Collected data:
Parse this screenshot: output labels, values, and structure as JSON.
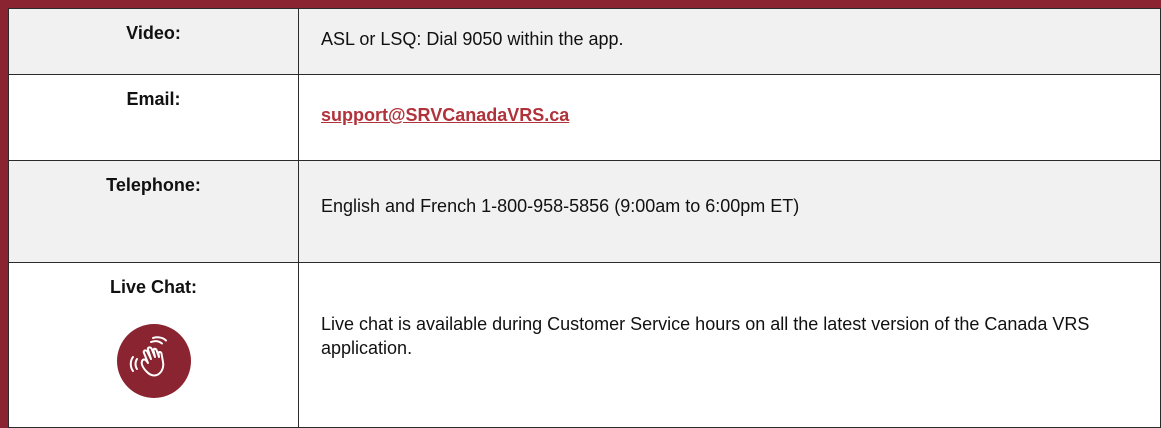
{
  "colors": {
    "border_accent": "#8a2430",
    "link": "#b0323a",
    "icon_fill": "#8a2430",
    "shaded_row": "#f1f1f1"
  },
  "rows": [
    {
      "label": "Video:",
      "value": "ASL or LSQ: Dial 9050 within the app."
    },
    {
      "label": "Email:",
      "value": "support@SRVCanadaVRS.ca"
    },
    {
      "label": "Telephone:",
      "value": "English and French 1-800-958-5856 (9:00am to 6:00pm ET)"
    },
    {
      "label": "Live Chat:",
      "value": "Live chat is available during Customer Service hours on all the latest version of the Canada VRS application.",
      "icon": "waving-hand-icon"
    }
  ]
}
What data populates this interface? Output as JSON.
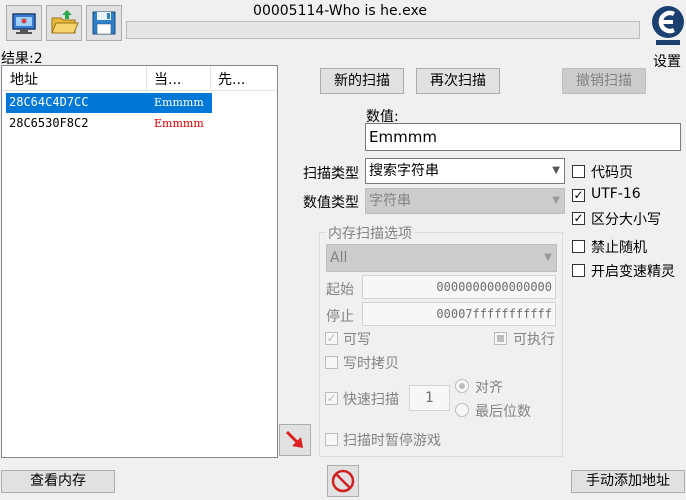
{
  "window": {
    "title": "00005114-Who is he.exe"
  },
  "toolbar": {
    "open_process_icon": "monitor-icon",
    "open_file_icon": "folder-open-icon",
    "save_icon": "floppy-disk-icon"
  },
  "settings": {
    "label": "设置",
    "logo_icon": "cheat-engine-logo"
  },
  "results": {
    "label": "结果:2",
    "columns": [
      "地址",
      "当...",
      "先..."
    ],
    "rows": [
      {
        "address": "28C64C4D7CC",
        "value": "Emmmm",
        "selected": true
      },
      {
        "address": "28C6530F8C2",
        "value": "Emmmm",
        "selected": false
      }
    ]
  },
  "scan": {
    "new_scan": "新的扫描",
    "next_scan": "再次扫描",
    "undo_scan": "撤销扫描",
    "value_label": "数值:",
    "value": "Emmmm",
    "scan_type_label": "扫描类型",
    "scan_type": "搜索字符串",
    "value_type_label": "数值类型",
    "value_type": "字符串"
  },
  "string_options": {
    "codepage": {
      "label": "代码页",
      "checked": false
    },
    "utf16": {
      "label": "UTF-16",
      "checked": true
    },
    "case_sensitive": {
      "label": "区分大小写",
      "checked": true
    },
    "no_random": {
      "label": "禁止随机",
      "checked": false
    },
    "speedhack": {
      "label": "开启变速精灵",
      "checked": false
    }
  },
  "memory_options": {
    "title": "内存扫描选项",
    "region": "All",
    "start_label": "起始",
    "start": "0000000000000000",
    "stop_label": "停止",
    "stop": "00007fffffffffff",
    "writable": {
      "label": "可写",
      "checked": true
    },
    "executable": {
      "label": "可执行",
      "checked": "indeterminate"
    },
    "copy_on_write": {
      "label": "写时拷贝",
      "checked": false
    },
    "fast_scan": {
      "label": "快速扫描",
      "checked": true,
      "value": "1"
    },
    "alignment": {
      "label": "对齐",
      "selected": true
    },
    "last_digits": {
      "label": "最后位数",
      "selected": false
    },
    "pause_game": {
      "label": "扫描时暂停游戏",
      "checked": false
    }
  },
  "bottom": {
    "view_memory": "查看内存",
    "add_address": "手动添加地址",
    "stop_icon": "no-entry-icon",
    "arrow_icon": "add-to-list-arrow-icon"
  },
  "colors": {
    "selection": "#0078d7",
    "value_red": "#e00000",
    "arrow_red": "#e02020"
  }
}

### Short exercise
Omit the pictures and reproduce the listing exactly.

### Solution to this task
Parse this screenshot: output labels, values, and structure as JSON.
{
  "colors": {
    "border_accent": "#8a2430",
    "link": "#b0323a",
    "icon_fill": "#8a2430",
    "shaded_row": "#f1f1f1"
  },
  "rows": [
    {
      "label": "Video:",
      "value": "ASL or LSQ: Dial 9050 within the app."
    },
    {
      "label": "Email:",
      "value": "support@SRVCanadaVRS.ca"
    },
    {
      "label": "Telephone:",
      "value": "English and French 1-800-958-5856 (9:00am to 6:00pm ET)"
    },
    {
      "label": "Live Chat:",
      "value": "Live chat is available during Customer Service hours on all the latest version of the Canada VRS application.",
      "icon": "waving-hand-icon"
    }
  ]
}
What data populates this interface? Output as JSON.
{
  "window": {
    "title": "00005114-Who is he.exe"
  },
  "toolbar": {
    "open_process_icon": "monitor-icon",
    "open_file_icon": "folder-open-icon",
    "save_icon": "floppy-disk-icon"
  },
  "settings": {
    "label": "设置",
    "logo_icon": "cheat-engine-logo"
  },
  "results": {
    "label": "结果:2",
    "columns": [
      "地址",
      "当...",
      "先..."
    ],
    "rows": [
      {
        "address": "28C64C4D7CC",
        "value": "Emmmm",
        "selected": true
      },
      {
        "address": "28C6530F8C2",
        "value": "Emmmm",
        "selected": false
      }
    ]
  },
  "scan": {
    "new_scan": "新的扫描",
    "next_scan": "再次扫描",
    "undo_scan": "撤销扫描",
    "value_label": "数值:",
    "value": "Emmmm",
    "scan_type_label": "扫描类型",
    "scan_type": "搜索字符串",
    "value_type_label": "数值类型",
    "value_type": "字符串"
  },
  "string_options": {
    "codepage": {
      "label": "代码页",
      "checked": false
    },
    "utf16": {
      "label": "UTF-16",
      "checked": true
    },
    "case_sensitive": {
      "label": "区分大小写",
      "checked": true
    },
    "no_random": {
      "label": "禁止随机",
      "checked": false
    },
    "speedhack": {
      "label": "开启变速精灵",
      "checked": false
    }
  },
  "memory_options": {
    "title": "内存扫描选项",
    "region": "All",
    "start_label": "起始",
    "start": "0000000000000000",
    "stop_label": "停止",
    "stop": "00007fffffffffff",
    "writable": {
      "label": "可写",
      "checked": true
    },
    "executable": {
      "label": "可执行",
      "checked": "indeterminate"
    },
    "copy_on_write": {
      "label": "写时拷贝",
      "checked": false
    },
    "fast_scan": {
      "label": "快速扫描",
      "checked": true,
      "value": "1"
    },
    "alignment": {
      "label": "对齐",
      "selected": true
    },
    "last_digits": {
      "label": "最后位数",
      "selected": false
    },
    "pause_game": {
      "label": "扫描时暂停游戏",
      "checked": false
    }
  },
  "bottom": {
    "view_memory": "查看内存",
    "add_address": "手动添加地址",
    "stop_icon": "no-entry-icon",
    "arrow_icon": "add-to-list-arrow-icon"
  },
  "colors": {
    "selection": "#0078d7",
    "value_red": "#e00000",
    "arrow_red": "#e02020"
  }
}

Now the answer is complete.